#### To do:
From the listing below, pull out the lines that hold "recombination".

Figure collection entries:
## begin

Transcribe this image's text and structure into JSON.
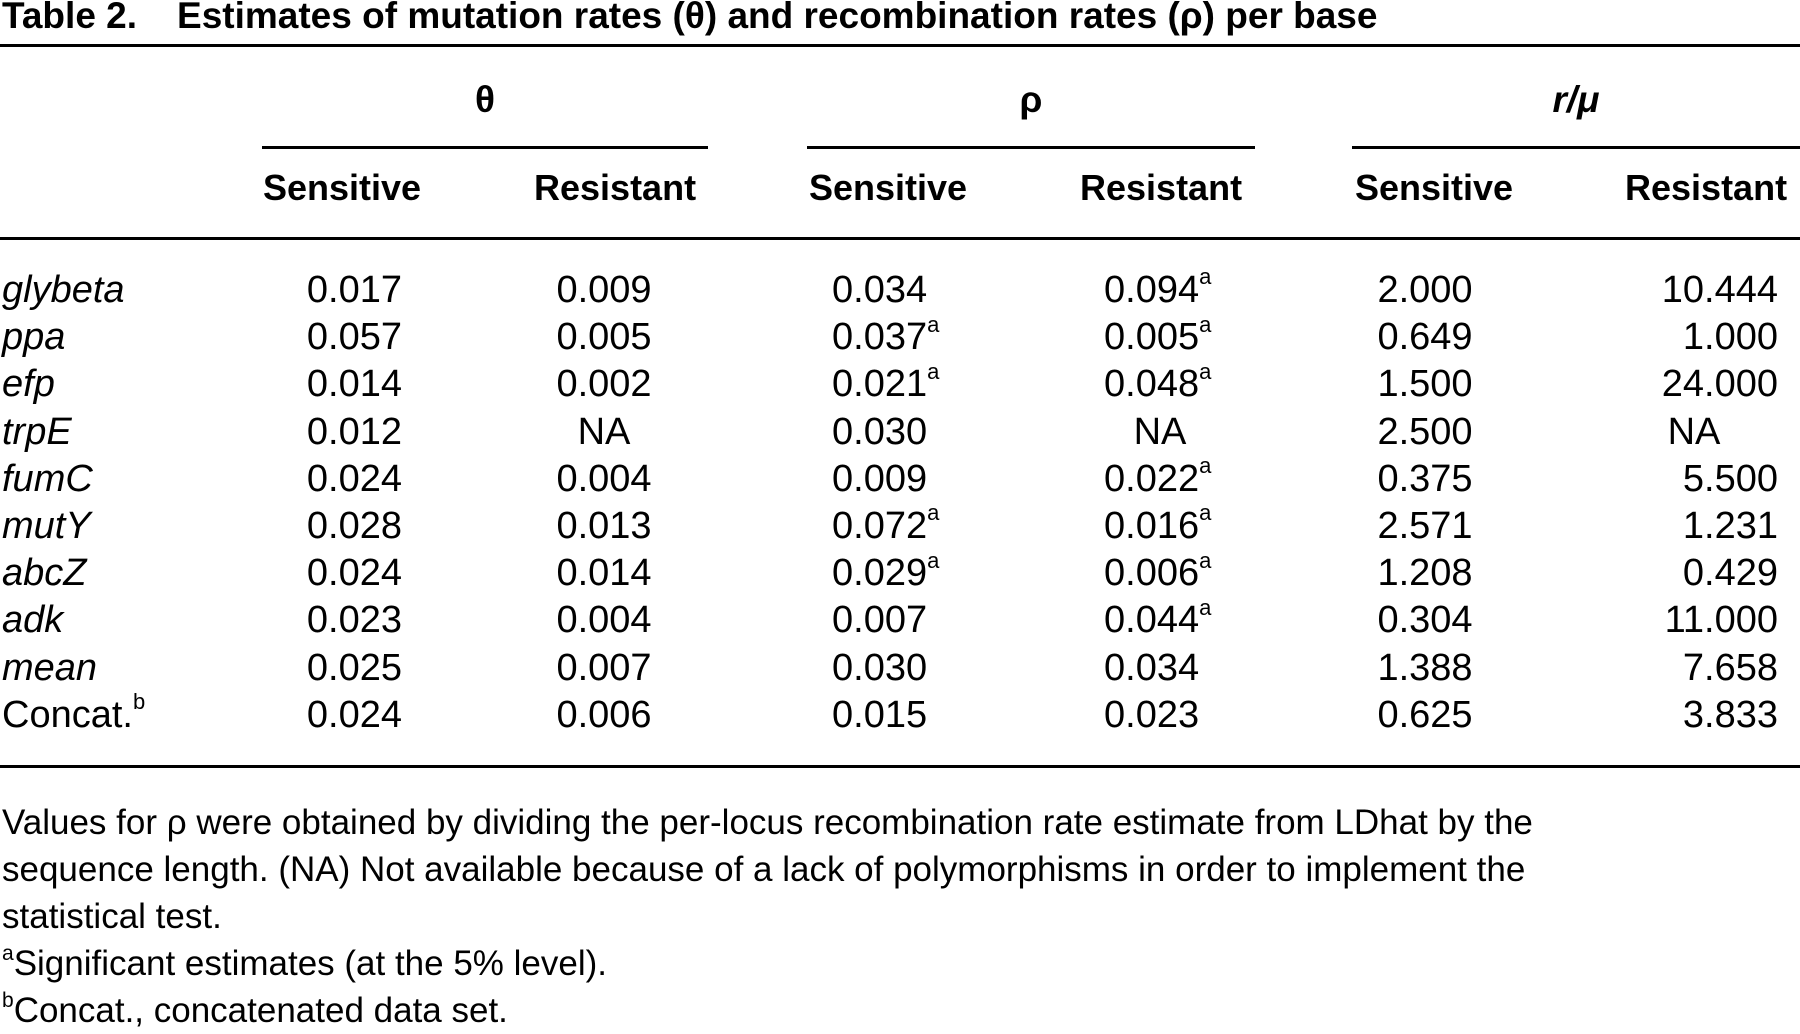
{
  "table": {
    "label": "Table 2.",
    "title": "Estimates of mutation rates (θ) and recombination rates (ρ) per base",
    "groups": [
      {
        "name": "θ",
        "sub": [
          "Sensitive",
          "Resistant"
        ]
      },
      {
        "name": "ρ",
        "sub": [
          "Sensitive",
          "Resistant"
        ]
      },
      {
        "name": "r/μ",
        "sub": [
          "Sensitive",
          "Resistant"
        ]
      }
    ],
    "rows": [
      {
        "locus": "glybeta",
        "theta_s": "0.017",
        "theta_r": "0.009",
        "rho_s": "0.034",
        "rho_s_sup": "",
        "rho_r": "0.094",
        "rho_r_sup": "a",
        "rmu_s": "2.000",
        "rmu_r": "10.444"
      },
      {
        "locus": "ppa",
        "theta_s": "0.057",
        "theta_r": "0.005",
        "rho_s": "0.037",
        "rho_s_sup": "a",
        "rho_r": "0.005",
        "rho_r_sup": "a",
        "rmu_s": "0.649",
        "rmu_r": "1.000"
      },
      {
        "locus": "efp",
        "theta_s": "0.014",
        "theta_r": "0.002",
        "rho_s": "0.021",
        "rho_s_sup": "a",
        "rho_r": "0.048",
        "rho_r_sup": "a",
        "rmu_s": "1.500",
        "rmu_r": "24.000"
      },
      {
        "locus": "trpE",
        "theta_s": "0.012",
        "theta_r": "NA",
        "rho_s": "0.030",
        "rho_s_sup": "",
        "rho_r": "NA",
        "rho_r_sup": "",
        "rmu_s": "2.500",
        "rmu_r": "NA"
      },
      {
        "locus": "fumC",
        "theta_s": "0.024",
        "theta_r": "0.004",
        "rho_s": "0.009",
        "rho_s_sup": "",
        "rho_r": "0.022",
        "rho_r_sup": "a",
        "rmu_s": "0.375",
        "rmu_r": "5.500"
      },
      {
        "locus": "mutY",
        "theta_s": "0.028",
        "theta_r": "0.013",
        "rho_s": "0.072",
        "rho_s_sup": "a",
        "rho_r": "0.016",
        "rho_r_sup": "a",
        "rmu_s": "2.571",
        "rmu_r": "1.231"
      },
      {
        "locus": "abcZ",
        "theta_s": "0.024",
        "theta_r": "0.014",
        "rho_s": "0.029",
        "rho_s_sup": "a",
        "rho_r": "0.006",
        "rho_r_sup": "a",
        "rmu_s": "1.208",
        "rmu_r": "0.429"
      },
      {
        "locus": "adk",
        "theta_s": "0.023",
        "theta_r": "0.004",
        "rho_s": "0.007",
        "rho_s_sup": "",
        "rho_r": "0.044",
        "rho_r_sup": "a",
        "rmu_s": "0.304",
        "rmu_r": "11.000"
      },
      {
        "locus": "mean",
        "theta_s": "0.025",
        "theta_r": "0.007",
        "rho_s": "0.030",
        "rho_s_sup": "",
        "rho_r": "0.034",
        "rho_r_sup": "",
        "rmu_s": "1.388",
        "rmu_r": "7.658"
      },
      {
        "locus": "Concat.",
        "locus_sup": "b",
        "locus_roman": true,
        "theta_s": "0.024",
        "theta_r": "0.006",
        "rho_s": "0.015",
        "rho_s_sup": "",
        "rho_r": "0.023",
        "rho_r_sup": "",
        "rmu_s": "0.625",
        "rmu_r": "3.833"
      }
    ],
    "notes": {
      "line1": "Values for ρ were obtained by dividing the per-locus recombination rate estimate from LDhat by the",
      "line2": "sequence length. (NA) Not available because of a lack of polymorphisms in order to implement the",
      "line3": "statistical test.",
      "fn_a_mark": "a",
      "fn_a_text": "Significant estimates (at the 5% level).",
      "fn_b_mark": "b",
      "fn_b_text": "Concat., concatenated data set."
    }
  }
}
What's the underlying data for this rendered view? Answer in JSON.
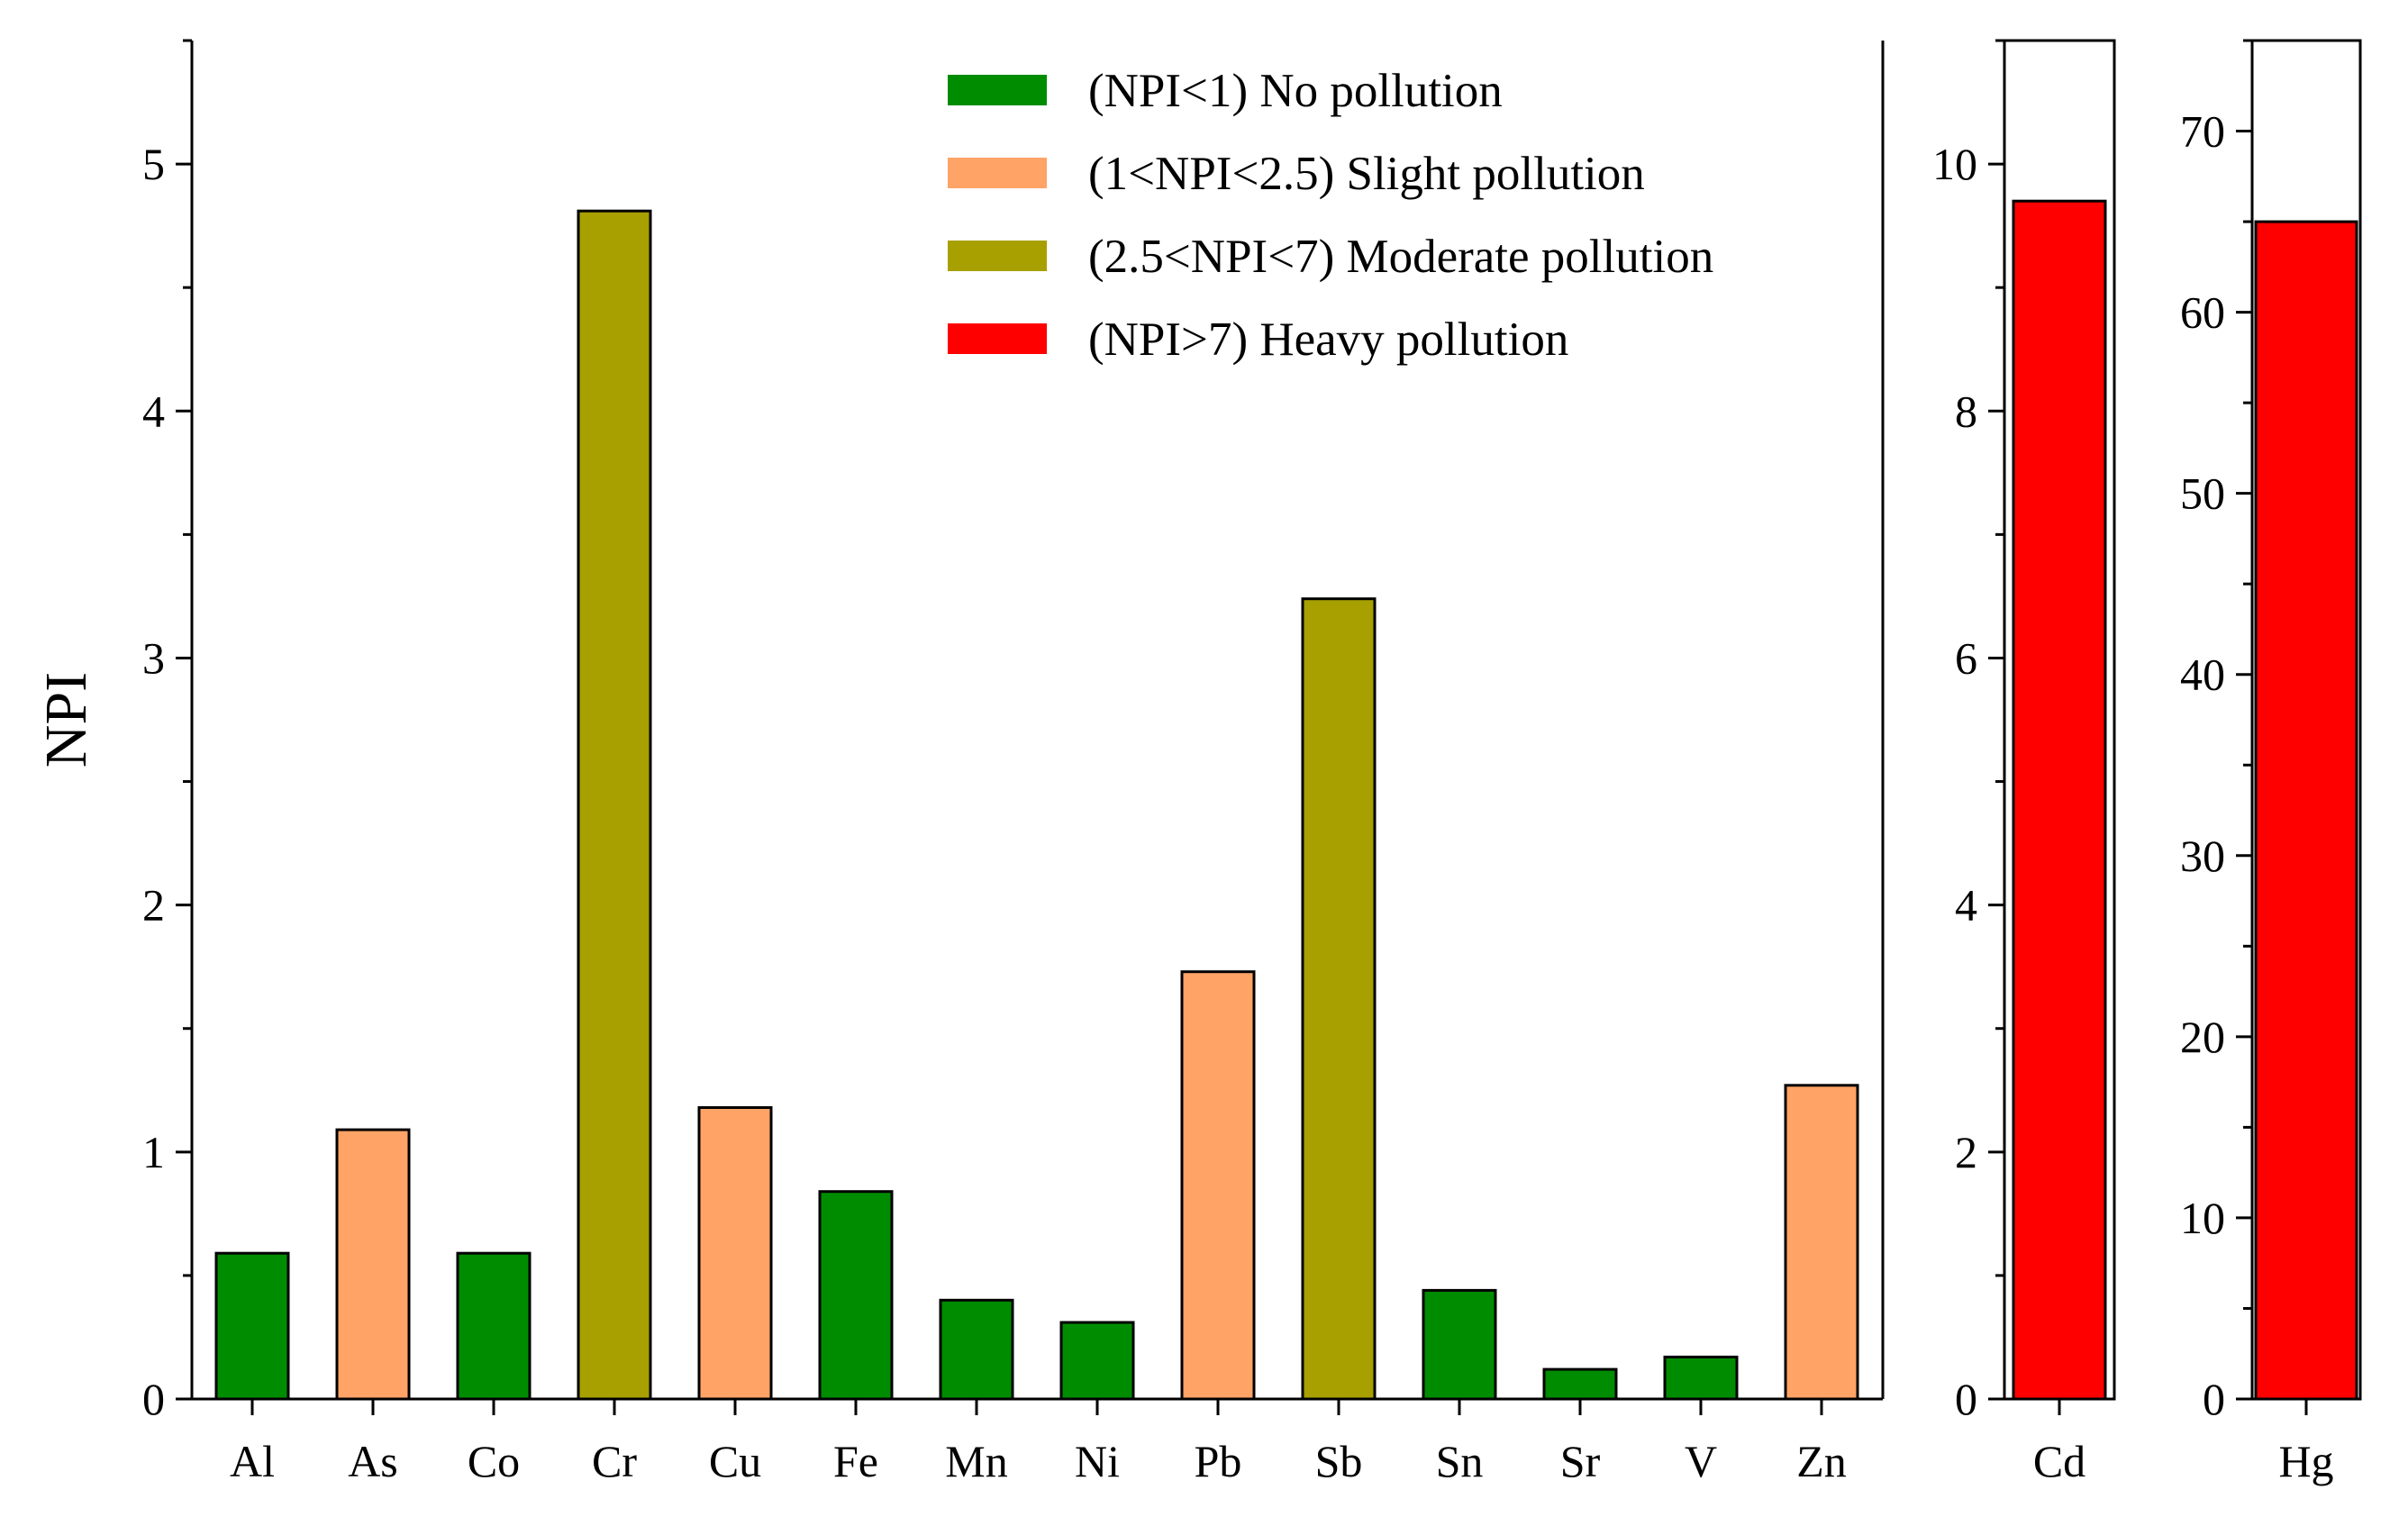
{
  "chart_data": [
    {
      "type": "bar",
      "title": "",
      "xlabel": "",
      "ylabel": "NPI",
      "ylim": [
        0,
        5.5
      ],
      "yticks": [
        "0",
        "1",
        "2",
        "3",
        "4",
        "5"
      ],
      "grid": false,
      "categories": [
        "Al",
        "As",
        "Co",
        "Cr",
        "Cu",
        "Fe",
        "Mn",
        "Ni",
        "Pb",
        "Sb",
        "Sn",
        "Sr",
        "V",
        "Zn"
      ],
      "values": [
        0.59,
        1.09,
        0.59,
        4.81,
        1.18,
        0.84,
        0.4,
        0.31,
        1.73,
        3.24,
        0.44,
        0.12,
        0.17,
        1.27
      ],
      "classes": [
        "none",
        "slight",
        "none",
        "moderate",
        "slight",
        "none",
        "none",
        "none",
        "slight",
        "moderate",
        "none",
        "none",
        "none",
        "slight"
      ]
    },
    {
      "type": "bar",
      "title": "",
      "ylabel": "",
      "ylim": [
        0,
        11
      ],
      "yticks": [
        "0",
        "2",
        "4",
        "6",
        "8",
        "10"
      ],
      "grid": false,
      "categories": [
        "Cd"
      ],
      "values": [
        9.7
      ],
      "classes": [
        "heavy"
      ]
    },
    {
      "type": "bar",
      "title": "",
      "ylabel": "",
      "ylim": [
        0,
        75
      ],
      "yticks": [
        "0",
        "10",
        "20",
        "30",
        "40",
        "50",
        "60",
        "70"
      ],
      "grid": false,
      "categories": [
        "Hg"
      ],
      "values": [
        65
      ],
      "classes": [
        "heavy"
      ]
    }
  ],
  "legend": {
    "placement": "top-right",
    "entries": [
      {
        "key": "none",
        "label": "(NPI<1) No pollution",
        "color": "#008c00"
      },
      {
        "key": "slight",
        "label": "(1<NPI<2.5) Slight pollution",
        "color": "#ffa366"
      },
      {
        "key": "moderate",
        "label": "(2.5<NPI<7) Moderate pollution",
        "color": "#a8a000"
      },
      {
        "key": "heavy",
        "label": "(NPI>7) Heavy pollution",
        "color": "#ff0000"
      }
    ]
  }
}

## end

#### Response to the task:
    "title": "Estimates of mutation rates (θ) and recombination rates (ρ) per base",
      "line1": "Values for ρ were obtained by dividing the per-locus recombination rate estimate from LDhat by the",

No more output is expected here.